Data entries:

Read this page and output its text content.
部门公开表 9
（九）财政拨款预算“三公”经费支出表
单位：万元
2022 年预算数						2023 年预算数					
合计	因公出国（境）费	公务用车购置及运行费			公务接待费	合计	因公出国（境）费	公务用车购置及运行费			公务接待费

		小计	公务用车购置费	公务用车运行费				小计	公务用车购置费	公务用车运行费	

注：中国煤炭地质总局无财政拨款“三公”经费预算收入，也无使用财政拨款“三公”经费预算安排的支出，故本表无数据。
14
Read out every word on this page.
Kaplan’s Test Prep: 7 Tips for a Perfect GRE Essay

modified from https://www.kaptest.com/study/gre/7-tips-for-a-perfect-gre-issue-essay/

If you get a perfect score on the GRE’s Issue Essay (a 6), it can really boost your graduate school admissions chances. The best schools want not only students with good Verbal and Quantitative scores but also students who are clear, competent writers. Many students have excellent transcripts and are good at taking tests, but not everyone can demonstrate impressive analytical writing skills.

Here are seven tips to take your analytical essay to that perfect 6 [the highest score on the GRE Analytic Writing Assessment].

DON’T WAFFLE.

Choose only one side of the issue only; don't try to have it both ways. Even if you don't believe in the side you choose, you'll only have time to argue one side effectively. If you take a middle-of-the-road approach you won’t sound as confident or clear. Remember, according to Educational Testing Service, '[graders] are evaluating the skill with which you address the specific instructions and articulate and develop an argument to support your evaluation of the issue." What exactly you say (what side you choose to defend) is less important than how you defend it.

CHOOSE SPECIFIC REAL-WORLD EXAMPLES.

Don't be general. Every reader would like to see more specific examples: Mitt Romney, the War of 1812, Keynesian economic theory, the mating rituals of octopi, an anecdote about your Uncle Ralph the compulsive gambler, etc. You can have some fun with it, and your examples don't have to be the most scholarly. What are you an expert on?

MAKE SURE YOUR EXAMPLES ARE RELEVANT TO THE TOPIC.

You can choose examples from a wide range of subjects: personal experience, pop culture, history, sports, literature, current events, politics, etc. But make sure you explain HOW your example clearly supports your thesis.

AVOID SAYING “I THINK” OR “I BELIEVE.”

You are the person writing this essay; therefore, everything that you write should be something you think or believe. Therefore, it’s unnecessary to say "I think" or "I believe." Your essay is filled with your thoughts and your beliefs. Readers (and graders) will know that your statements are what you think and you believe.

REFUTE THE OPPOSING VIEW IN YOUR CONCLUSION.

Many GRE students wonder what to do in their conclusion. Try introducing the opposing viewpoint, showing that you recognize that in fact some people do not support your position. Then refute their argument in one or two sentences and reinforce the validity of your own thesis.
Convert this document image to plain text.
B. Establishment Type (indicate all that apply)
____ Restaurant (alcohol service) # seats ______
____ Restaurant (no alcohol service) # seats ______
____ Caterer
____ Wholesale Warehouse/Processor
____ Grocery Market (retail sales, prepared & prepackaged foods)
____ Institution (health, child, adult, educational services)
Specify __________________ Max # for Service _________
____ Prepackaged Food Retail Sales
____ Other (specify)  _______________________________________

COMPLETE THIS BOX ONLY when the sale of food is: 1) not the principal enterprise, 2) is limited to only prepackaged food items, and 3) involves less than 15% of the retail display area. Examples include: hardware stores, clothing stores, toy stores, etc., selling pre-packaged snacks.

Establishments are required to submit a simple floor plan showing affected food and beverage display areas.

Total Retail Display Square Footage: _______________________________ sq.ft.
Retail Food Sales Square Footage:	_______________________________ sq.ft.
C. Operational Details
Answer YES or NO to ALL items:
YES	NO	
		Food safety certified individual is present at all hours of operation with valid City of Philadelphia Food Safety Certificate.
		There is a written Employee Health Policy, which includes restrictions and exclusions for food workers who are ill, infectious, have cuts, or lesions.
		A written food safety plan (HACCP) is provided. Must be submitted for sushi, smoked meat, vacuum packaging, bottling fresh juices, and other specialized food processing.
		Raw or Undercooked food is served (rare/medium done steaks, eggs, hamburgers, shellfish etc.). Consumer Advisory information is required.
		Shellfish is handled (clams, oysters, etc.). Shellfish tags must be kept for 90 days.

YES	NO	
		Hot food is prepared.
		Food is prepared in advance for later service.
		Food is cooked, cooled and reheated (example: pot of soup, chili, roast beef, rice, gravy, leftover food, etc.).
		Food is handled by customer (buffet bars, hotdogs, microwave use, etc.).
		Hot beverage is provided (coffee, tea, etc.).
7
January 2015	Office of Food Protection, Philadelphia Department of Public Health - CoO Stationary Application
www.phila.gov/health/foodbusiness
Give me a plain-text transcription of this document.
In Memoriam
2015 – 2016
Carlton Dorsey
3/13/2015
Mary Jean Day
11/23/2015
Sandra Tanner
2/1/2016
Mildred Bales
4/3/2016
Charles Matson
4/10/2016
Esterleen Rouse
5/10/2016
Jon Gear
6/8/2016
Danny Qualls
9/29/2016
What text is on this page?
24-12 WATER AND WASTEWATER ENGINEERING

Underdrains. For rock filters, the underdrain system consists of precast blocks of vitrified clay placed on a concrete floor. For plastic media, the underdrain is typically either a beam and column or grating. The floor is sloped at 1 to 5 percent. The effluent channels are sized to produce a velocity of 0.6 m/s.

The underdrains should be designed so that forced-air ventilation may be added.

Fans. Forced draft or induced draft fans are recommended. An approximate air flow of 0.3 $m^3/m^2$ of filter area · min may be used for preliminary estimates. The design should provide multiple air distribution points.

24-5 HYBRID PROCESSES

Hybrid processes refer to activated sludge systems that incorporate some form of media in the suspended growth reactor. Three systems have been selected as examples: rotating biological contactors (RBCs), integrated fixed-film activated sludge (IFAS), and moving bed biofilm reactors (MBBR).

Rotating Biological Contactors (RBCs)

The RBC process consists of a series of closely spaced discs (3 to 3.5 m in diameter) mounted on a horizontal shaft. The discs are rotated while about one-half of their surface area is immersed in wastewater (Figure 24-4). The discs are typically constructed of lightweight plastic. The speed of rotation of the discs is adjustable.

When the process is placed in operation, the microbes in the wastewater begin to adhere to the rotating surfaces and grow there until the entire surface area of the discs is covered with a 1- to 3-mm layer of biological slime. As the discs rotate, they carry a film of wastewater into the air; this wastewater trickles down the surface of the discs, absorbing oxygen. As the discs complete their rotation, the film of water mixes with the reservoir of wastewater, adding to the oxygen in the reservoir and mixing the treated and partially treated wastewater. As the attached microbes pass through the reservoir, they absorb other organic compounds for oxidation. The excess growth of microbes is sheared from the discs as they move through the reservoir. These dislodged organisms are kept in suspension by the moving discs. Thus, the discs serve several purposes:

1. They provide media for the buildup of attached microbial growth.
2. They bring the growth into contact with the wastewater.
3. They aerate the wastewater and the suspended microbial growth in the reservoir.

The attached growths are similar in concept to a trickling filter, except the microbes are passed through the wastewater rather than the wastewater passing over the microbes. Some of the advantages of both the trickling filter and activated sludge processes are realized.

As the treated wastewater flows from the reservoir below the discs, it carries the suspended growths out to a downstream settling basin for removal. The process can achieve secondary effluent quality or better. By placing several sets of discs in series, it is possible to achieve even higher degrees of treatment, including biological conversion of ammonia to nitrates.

To do: Among the entries, how many lines include the word "Footage"? Answer with a single number and nothing further.

Response: 2